**** Stored rows ****

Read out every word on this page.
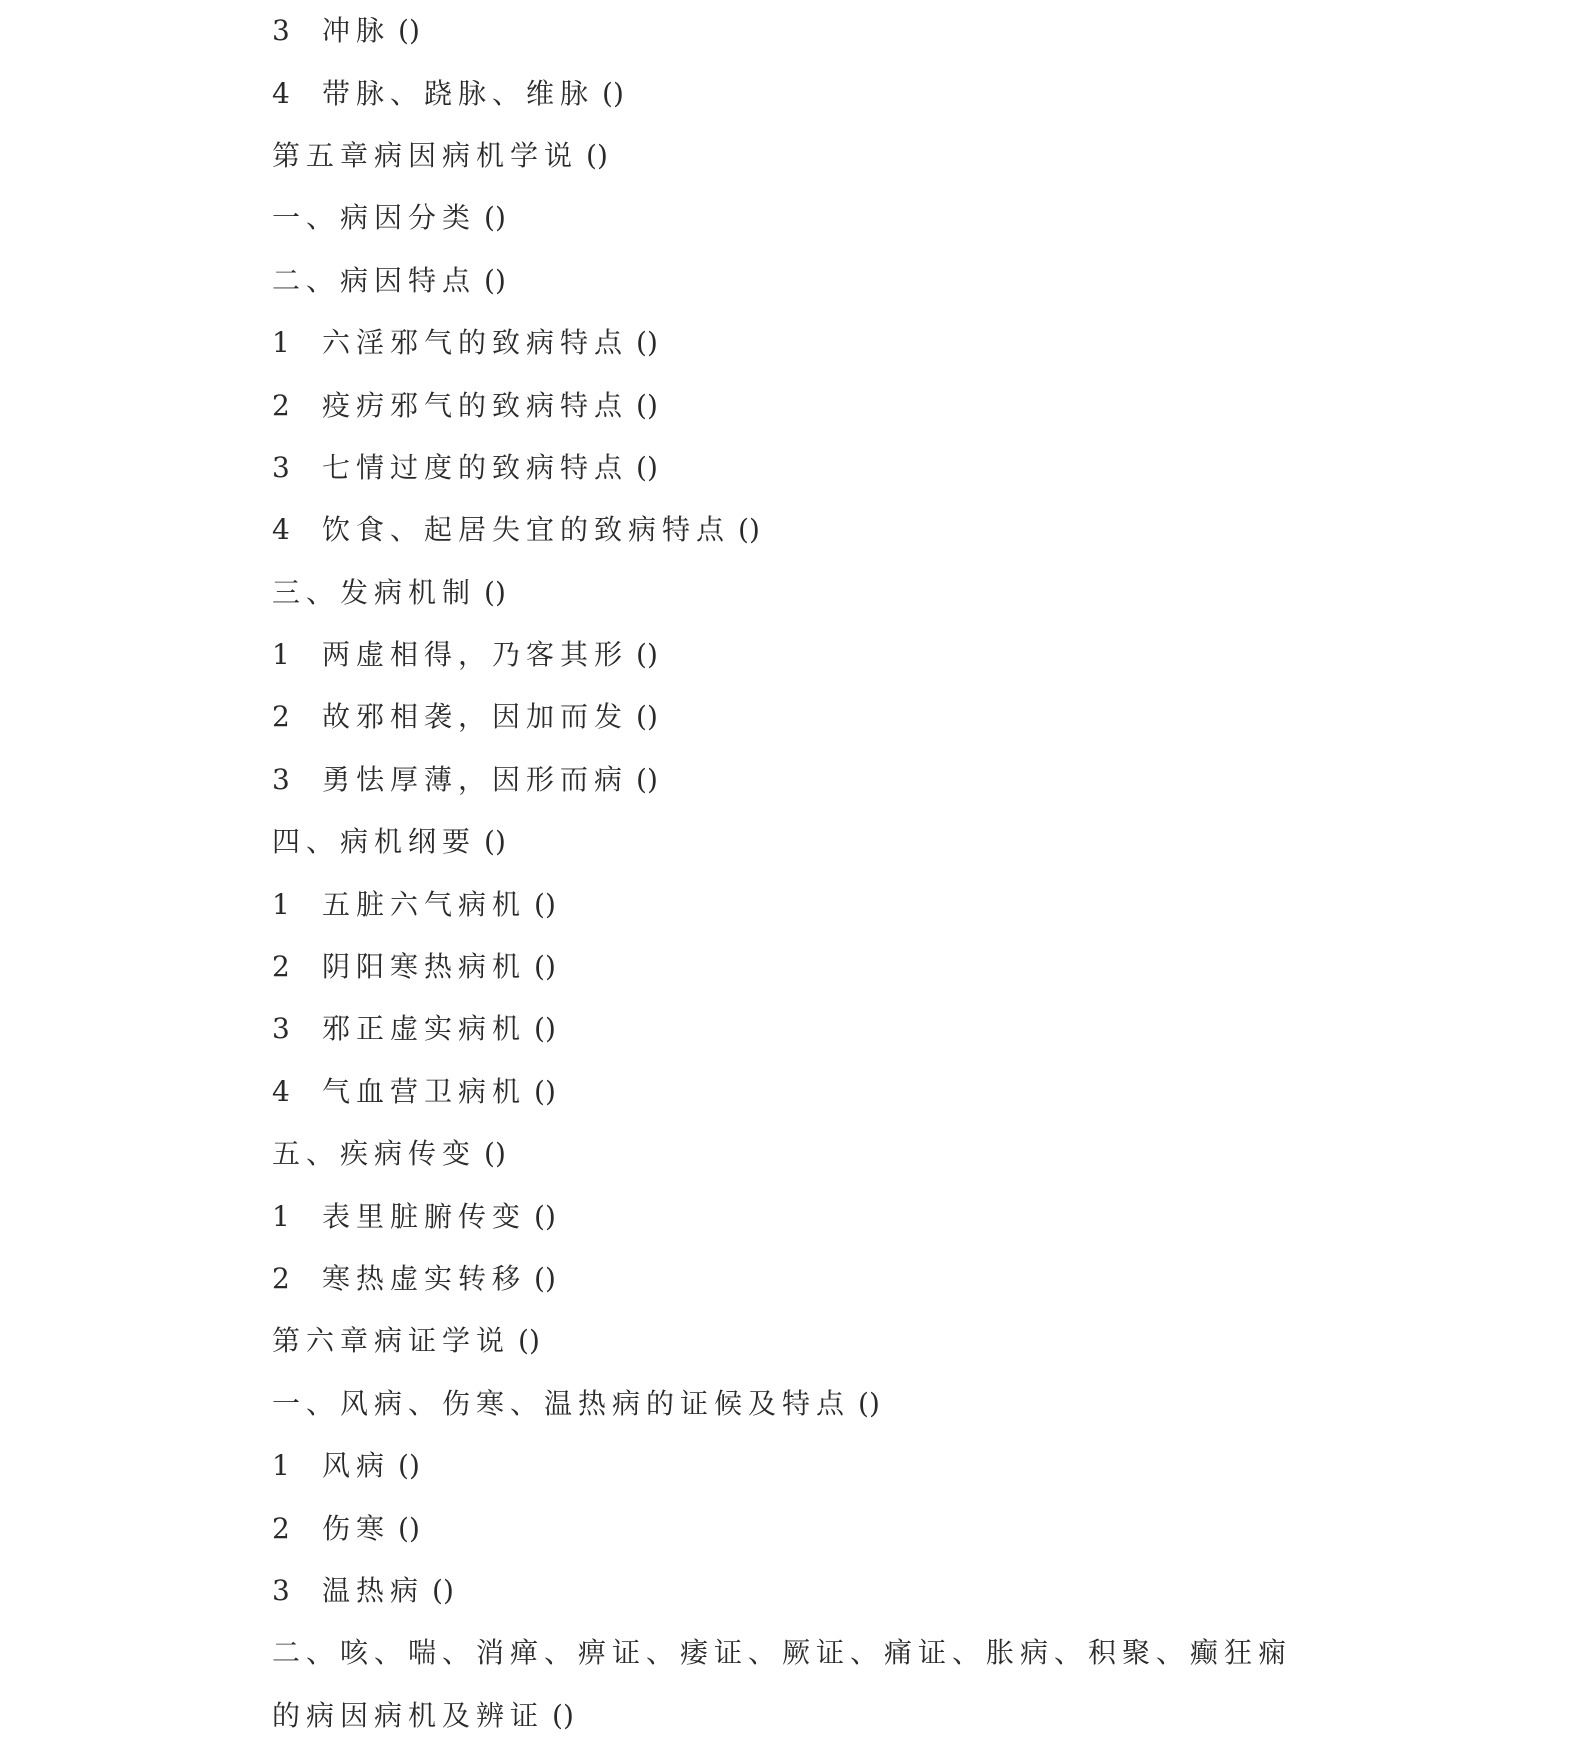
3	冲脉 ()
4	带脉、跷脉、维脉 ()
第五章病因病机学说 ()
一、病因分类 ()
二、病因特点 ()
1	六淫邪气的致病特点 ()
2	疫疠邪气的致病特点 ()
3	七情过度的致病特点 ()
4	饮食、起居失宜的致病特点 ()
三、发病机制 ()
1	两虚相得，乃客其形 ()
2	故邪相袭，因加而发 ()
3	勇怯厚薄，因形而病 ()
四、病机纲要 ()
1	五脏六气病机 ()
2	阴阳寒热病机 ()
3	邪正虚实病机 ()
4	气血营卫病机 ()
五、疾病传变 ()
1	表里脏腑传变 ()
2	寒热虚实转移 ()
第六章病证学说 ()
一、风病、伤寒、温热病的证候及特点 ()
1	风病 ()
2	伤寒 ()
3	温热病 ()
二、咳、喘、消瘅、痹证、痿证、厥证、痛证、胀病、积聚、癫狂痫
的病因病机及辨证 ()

****

Leave out the pictures and copy every record above exactly.

• **Result of this exercise**:
Read out every word on this page.
3	冲脉 ()
4	带脉、跷脉、维脉 ()
第五章病因病机学说 ()
一、病因分类 ()
二、病因特点 ()
1	六淫邪气的致病特点 ()
2	疫疠邪气的致病特点 ()
3	七情过度的致病特点 ()
4	饮食、起居失宜的致病特点 ()
三、发病机制 ()
1	两虚相得，乃客其形 ()
2	故邪相袭，因加而发 ()
3	勇怯厚薄，因形而病 ()
四、病机纲要 ()
1	五脏六气病机 ()
2	阴阳寒热病机 ()
3	邪正虚实病机 ()
4	气血营卫病机 ()
五、疾病传变 ()
1	表里脏腑传变 ()
2	寒热虚实转移 ()
第六章病证学说 ()
一、风病、伤寒、温热病的证候及特点 ()
1	风病 ()
2	伤寒 ()
3	温热病 ()
二、咳、喘、消瘅、痹证、痿证、厥证、痛证、胀病、积聚、癫狂痫
的病因病机及辨证 ()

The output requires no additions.